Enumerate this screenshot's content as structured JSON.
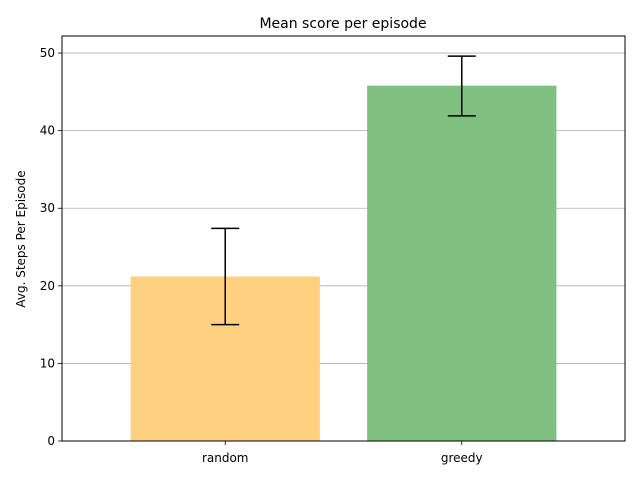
{
  "chart_data": {
    "type": "bar",
    "title": "Mean score per episode",
    "xlabel": "",
    "ylabel": "Avg. Steps Per Episode",
    "categories": [
      "random",
      "greedy"
    ],
    "values": [
      21.2,
      45.8
    ],
    "error_bars": [
      {
        "low": 15.0,
        "high": 27.4
      },
      {
        "low": 41.9,
        "high": 49.6
      }
    ],
    "colors": [
      "#ffd080",
      "#80c080"
    ],
    "ylim": [
      0,
      52.2
    ],
    "yticks": [
      0,
      10,
      20,
      30,
      40,
      50
    ],
    "grid": "y-axis",
    "legend": "none"
  }
}
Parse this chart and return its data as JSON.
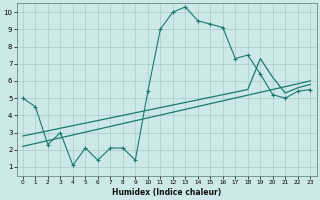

──────────────────────────────

Transcribe the whole listing exactly. Pictures stay out of your copy.

## Written response
Enumerate this screenshot's content as structured JSON.
{
  "chart_data": {
    "type": "bar",
    "title": "Mean score per episode",
    "xlabel": "",
    "ylabel": "Avg. Steps Per Episode",
    "categories": [
      "random",
      "greedy"
    ],
    "values": [
      21.2,
      45.8
    ],
    "error_bars": [
      {
        "low": 15.0,
        "high": 27.4
      },
      {
        "low": 41.9,
        "high": 49.6
      }
    ],
    "colors": [
      "#ffd080",
      "#80c080"
    ],
    "ylim": [
      0,
      52.2
    ],
    "yticks": [
      0,
      10,
      20,
      30,
      40,
      50
    ],
    "grid": "y-axis",
    "legend": "none"
  }
}
Parse this chart and return its data as JSON.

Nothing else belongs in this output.